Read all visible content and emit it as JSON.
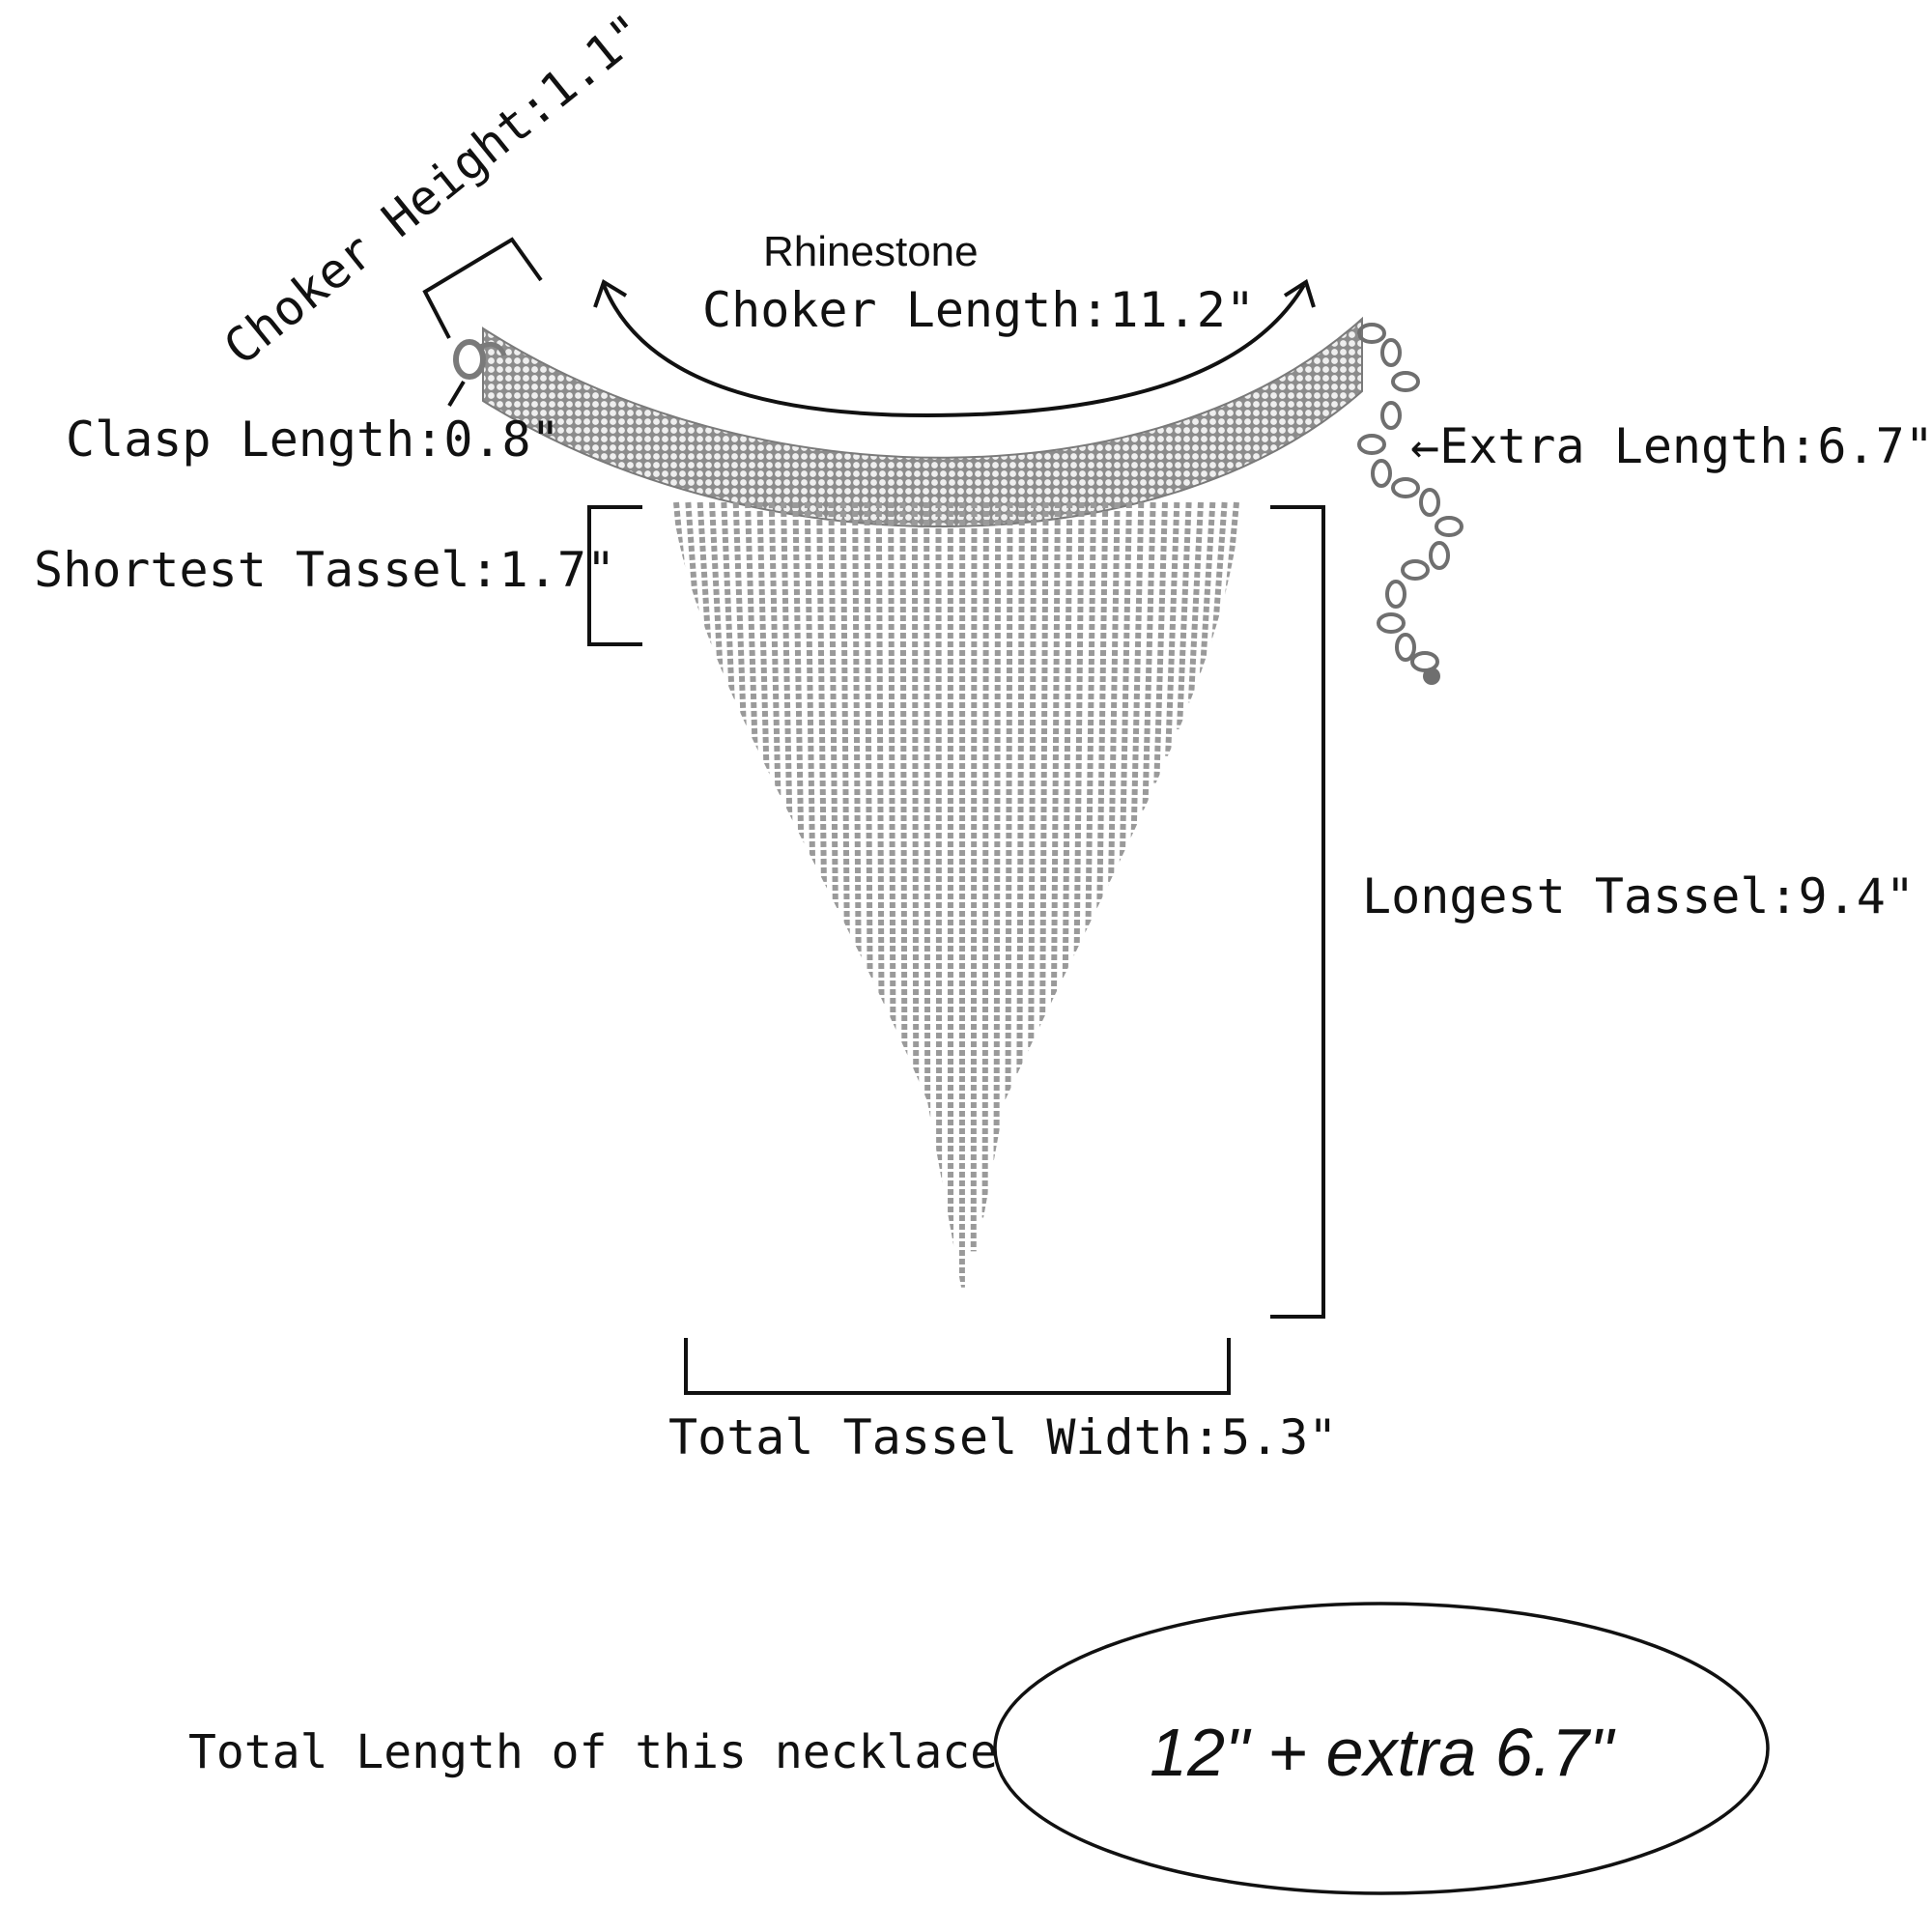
{
  "labels": {
    "choker_height": "Choker Height:1.1\"",
    "rhinestone": "Rhinestone",
    "choker_length": "Choker Length:11.2\"",
    "clasp_length": "Clasp Length:0.8\"",
    "extra_length": "←Extra Length:6.7\"",
    "shortest_tassel": "Shortest Tassel:1.7\"",
    "longest_tassel": "Longest Tassel:9.4\"",
    "total_tassel_width": "Total Tassel Width:5.3\"",
    "total_length_caption": "Total Length of this necklace",
    "total_length_value": "12\" + extra 6.7\""
  },
  "colors": {
    "text": "#111111",
    "lines": "#111111",
    "metal": "#9a9a9a",
    "metal_dark": "#6f6f6f",
    "rhinestone": "#e6e6e6"
  }
}
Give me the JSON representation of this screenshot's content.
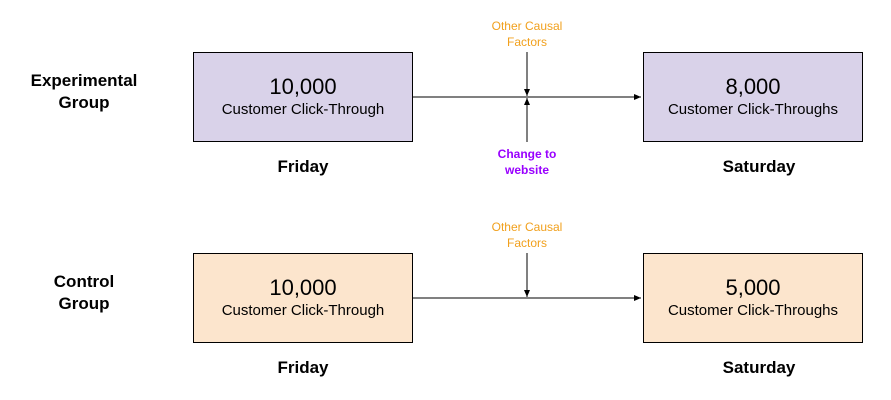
{
  "experimental": {
    "group_label_line1": "Experimental",
    "group_label_line2": "Group",
    "start_count": "10,000",
    "start_desc": "Customer Click-Through",
    "end_count": "8,000",
    "end_desc": "Customer Click-Throughs",
    "start_day": "Friday",
    "end_day": "Saturday",
    "factor_line1": "Other Causal",
    "factor_line2": "Factors",
    "change_line1": "Change to",
    "change_line2": "website"
  },
  "control": {
    "group_label_line1": "Control",
    "group_label_line2": "Group",
    "start_count": "10,000",
    "start_desc": "Customer Click-Through",
    "end_count": "5,000",
    "end_desc": "Customer Click-Throughs",
    "start_day": "Friday",
    "end_day": "Saturday",
    "factor_line1": "Other Causal",
    "factor_line2": "Factors"
  },
  "colors": {
    "experimental_box": "#d9d2e9",
    "control_box": "#fce5cd",
    "factor_text": "#f1a01d",
    "change_text": "#9900ff"
  }
}
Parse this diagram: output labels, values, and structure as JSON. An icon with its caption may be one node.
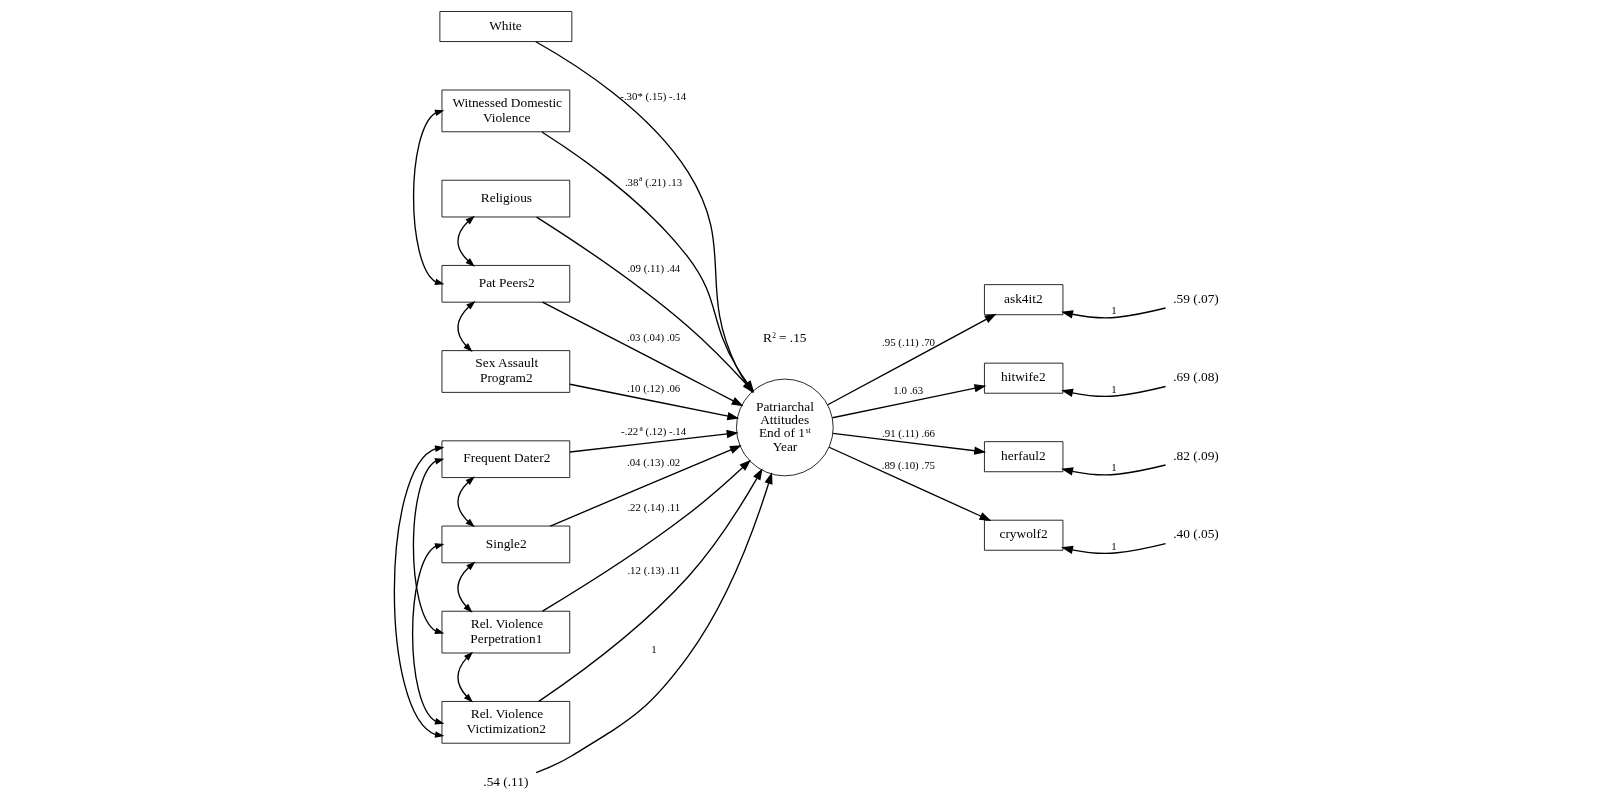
{
  "diagram": {
    "nodes": [
      {
        "text": [
          "White"
        ]
      },
      {
        "text": [
          "Witnessed Domestic Violence"
        ]
      },
      {
        "text": [
          "Religious"
        ]
      },
      {
        "text": [
          "Pat Peers2"
        ]
      },
      {
        "text": [
          "Sex Assault Program2"
        ]
      },
      {
        "text": [
          "Frequent Dater2"
        ]
      },
      {
        "text": [
          "Single2"
        ]
      },
      {
        "text": [
          "Rel. Violence Perpetration1"
        ]
      },
      {
        "text": [
          "Rel. Violence Victimization2"
        ]
      },
      {
        "text": [
          "Patriarchal Attitudes End of 1$^{st}$ Year"
        ]
      },
      {
        "text": [
          ".54 (.11)"
        ]
      },
      {
        "text": [
          "ask4it2"
        ]
      },
      {
        "text": [
          "hitwife2"
        ]
      },
      {
        "text": [
          "herfaul2"
        ]
      },
      {
        "text": [
          "crywolf2"
        ]
      },
      {
        "text": [
          ".59 (.07)"
        ]
      },
      {
        "text": [
          ".69 (.08)"
        ]
      },
      {
        "text": [
          ".82 (.09)"
        ]
      },
      {
        "text": [
          ".40 (.05)"
        ]
      }
    ],
    "edges": [
      {
        "from": 0,
        "to": 9,
        "arrow": "to",
        "label": "-.30* (.15) -.14"
      },
      {
        "from": 1,
        "to": 9,
        "arrow": "to",
        "label": ".38$^{a}$ (.21) .13"
      },
      {
        "from": 2,
        "to": 9,
        "arrow": "to",
        "label": ".09 (.11) .44"
      },
      {
        "from": 3,
        "to": 9,
        "arrow": "to",
        "label": ".03 (.04) .05"
      },
      {
        "from": 4,
        "to": 9,
        "arrow": "to",
        "label": ".10 (.12) .06"
      },
      {
        "from": 5,
        "to": 9,
        "arrow": "to",
        "label": "-.22$^{a}$ (.12) -.14"
      },
      {
        "from": 6,
        "to": 9,
        "arrow": "to",
        "label": ".04 (.13) .02"
      },
      {
        "from": 7,
        "to": 9,
        "arrow": "to",
        "label": ".22 (.14) .11"
      },
      {
        "from": 8,
        "to": 9,
        "arrow": "to",
        "label": ".12 (.13) .11"
      },
      {
        "from": 10,
        "to": 9,
        "arrow": "to",
        "label": "1"
      },
      {
        "from": 9,
        "to": 11,
        "arrow": "to",
        "label": ".95 (.11) .70"
      },
      {
        "from": 9,
        "to": 12,
        "arrow": "to",
        "label": "1.0 .63"
      },
      {
        "from": 9,
        "to": 13,
        "arrow": "to",
        "label": ".91 (.11) .66"
      },
      {
        "from": 9,
        "to": 14,
        "arrow": "to",
        "label": ".89 (.10) .75"
      },
      {
        "from": 15,
        "to": 11,
        "arrow": "to",
        "label": "1"
      },
      {
        "from": 16,
        "to": 12,
        "arrow": "to",
        "label": "1"
      },
      {
        "from": 17,
        "to": 13,
        "arrow": "to",
        "label": "1"
      },
      {
        "from": 18,
        "to": 14,
        "arrow": "to",
        "label": "1"
      },
      {
        "from": 1,
        "to": 3,
        "arrow": "both"
      },
      {
        "from": 2,
        "to": 3,
        "arrow": "both"
      },
      {
        "from": 3,
        "to": 4,
        "arrow": "both"
      },
      {
        "from": 5,
        "to": 6,
        "arrow": "both"
      },
      {
        "from": 5,
        "to": 7,
        "arrow": "both"
      },
      {
        "from": 5,
        "to": 8,
        "arrow": "both"
      },
      {
        "from": 6,
        "to": 7,
        "arrow": "both"
      },
      {
        "from": 6,
        "to": 8,
        "arrow": "both"
      },
      {
        "from": 7,
        "to": 8,
        "arrow": "both"
      }
    ],
    "labels": [
      "R$^{2}$ = .15"
    ]
  }
}
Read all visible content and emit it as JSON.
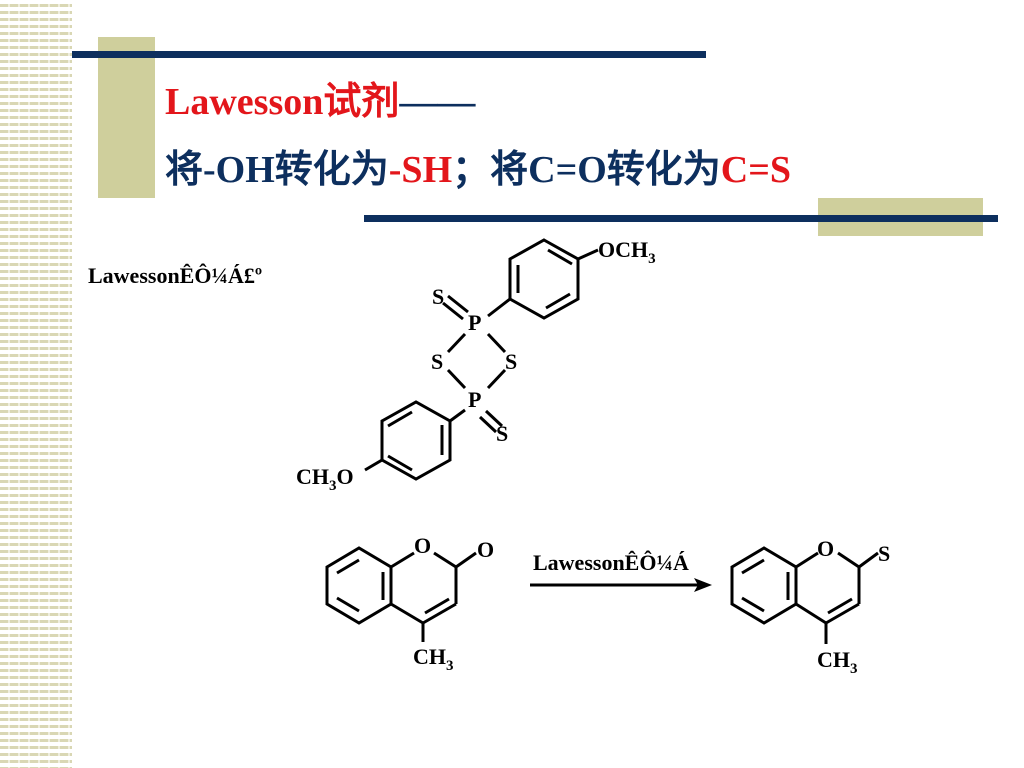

# TASK OBJECTIVE:
Extract all the entries word for word; omit any pictures.

# EXERCISE RESPONSE:
Read all visible content and emit it as JSON.
{
  "labels": {
    "choker_height": "Choker Height:1.1\"",
    "rhinestone": "Rhinestone",
    "choker_length": "Choker Length:11.2\"",
    "clasp_length": "Clasp Length:0.8\"",
    "extra_length": "←Extra Length:6.7\"",
    "shortest_tassel": "Shortest Tassel:1.7\"",
    "longest_tassel": "Longest Tassel:9.4\"",
    "total_tassel_width": "Total Tassel Width:5.3\"",
    "total_length_caption": "Total Length of this necklace",
    "total_length_value": "12\" + extra 6.7\""
  },
  "colors": {
    "text": "#111111",
    "lines": "#111111",
    "metal": "#9a9a9a",
    "metal_dark": "#6f6f6f",
    "rhinestone": "#e6e6e6"
  }
}
Give me the JSON representation of this screenshot's content.
{
  "experimental": {
    "group_label_line1": "Experimental",
    "group_label_line2": "Group",
    "start_count": "10,000",
    "start_desc": "Customer Click-Through",
    "end_count": "8,000",
    "end_desc": "Customer Click-Throughs",
    "start_day": "Friday",
    "end_day": "Saturday",
    "factor_line1": "Other Causal",
    "factor_line2": "Factors",
    "change_line1": "Change to",
    "change_line2": "website"
  },
  "control": {
    "group_label_line1": "Control",
    "group_label_line2": "Group",
    "start_count": "10,000",
    "start_desc": "Customer Click-Through",
    "end_count": "5,000",
    "end_desc": "Customer Click-Throughs",
    "start_day": "Friday",
    "end_day": "Saturday",
    "factor_line1": "Other Causal",
    "factor_line2": "Factors"
  },
  "colors": {
    "experimental_box": "#d9d2e9",
    "control_box": "#fce5cd",
    "factor_text": "#f1a01d",
    "change_text": "#9900ff"
  }
}
Parse this diagram: output labels, values, and structure as JSON. An icon with its caption may be one node.
{
  "diagram": {
    "nodes": [
      {
        "text": [
          "White"
        ]
      },
      {
        "text": [
          "Witnessed Domestic Violence"
        ]
      },
      {
        "text": [
          "Religious"
        ]
      },
      {
        "text": [
          "Pat Peers2"
        ]
      },
      {
        "text": [
          "Sex Assault Program2"
        ]
      },
      {
        "text": [
          "Frequent Dater2"
        ]
      },
      {
        "text": [
          "Single2"
        ]
      },
      {
        "text": [
          "Rel. Violence Perpetration1"
        ]
      },
      {
        "text": [
          "Rel. Violence Victimization2"
        ]
      },
      {
        "text": [
          "Patriarchal Attitudes End of 1$^{st}$ Year"
        ]
      },
      {
        "text": [
          ".54 (.11)"
        ]
      },
      {
        "text": [
          "ask4it2"
        ]
      },
      {
        "text": [
          "hitwife2"
        ]
      },
      {
        "text": [
          "herfaul2"
        ]
      },
      {
        "text": [
          "crywolf2"
        ]
      },
      {
        "text": [
          ".59 (.07)"
        ]
      },
      {
        "text": [
          ".69 (.08)"
        ]
      },
      {
        "text": [
          ".82 (.09)"
        ]
      },
      {
        "text": [
          ".40 (.05)"
        ]
      }
    ],
    "edges": [
      {
        "from": 0,
        "to": 9,
        "arrow": "to",
        "label": "-.30* (.15) -.14"
      },
      {
        "from": 1,
        "to": 9,
        "arrow": "to",
        "label": ".38$^{a}$ (.21) .13"
      },
      {
        "from": 2,
        "to": 9,
        "arrow": "to",
        "label": ".09 (.11) .44"
      },
      {
        "from": 3,
        "to": 9,
        "arrow": "to",
        "label": ".03 (.04) .05"
      },
      {
        "from": 4,
        "to": 9,
        "arrow": "to",
        "label": ".10 (.12) .06"
      },
      {
        "from": 5,
        "to": 9,
        "arrow": "to",
        "label": "-.22$^{a}$ (.12) -.14"
      },
      {
        "from": 6,
        "to": 9,
        "arrow": "to",
        "label": ".04 (.13) .02"
      },
      {
        "from": 7,
        "to": 9,
        "arrow": "to",
        "label": ".22 (.14) .11"
      },
      {
        "from": 8,
        "to": 9,
        "arrow": "to",
        "label": ".12 (.13) .11"
      },
      {
        "from": 10,
        "to": 9,
        "arrow": "to",
        "label": "1"
      },
      {
        "from": 9,
        "to": 11,
        "arrow": "to",
        "label": ".95 (.11) .70"
      },
      {
        "from": 9,
        "to": 12,
        "arrow": "to",
        "label": "1.0 .63"
      },
      {
        "from": 9,
        "to": 13,
        "arrow": "to",
        "label": ".91 (.11) .66"
      },
      {
        "from": 9,
        "to": 14,
        "arrow": "to",
        "label": ".89 (.10) .75"
      },
      {
        "from": 15,
        "to": 11,
        "arrow": "to",
        "label": "1"
      },
      {
        "from": 16,
        "to": 12,
        "arrow": "to",
        "label": "1"
      },
      {
        "from": 17,
        "to": 13,
        "arrow": "to",
        "label": "1"
      },
      {
        "from": 18,
        "to": 14,
        "arrow": "to",
        "label": "1"
      },
      {
        "from": 1,
        "to": 3,
        "arrow": "both"
      },
      {
        "from": 2,
        "to": 3,
        "arrow": "both"
      },
      {
        "from": 3,
        "to": 4,
        "arrow": "both"
      },
      {
        "from": 5,
        "to": 6,
        "arrow": "both"
      },
      {
        "from": 5,
        "to": 7,
        "arrow": "both"
      },
      {
        "from": 5,
        "to": 8,
        "arrow": "both"
      },
      {
        "from": 6,
        "to": 7,
        "arrow": "both"
      },
      {
        "from": 6,
        "to": 8,
        "arrow": "both"
      },
      {
        "from": 7,
        "to": 8,
        "arrow": "both"
      }
    ],
    "labels": [
      "R$^{2}$ = .15"
    ]
  }
}
Read all visible content and emit it as JSON.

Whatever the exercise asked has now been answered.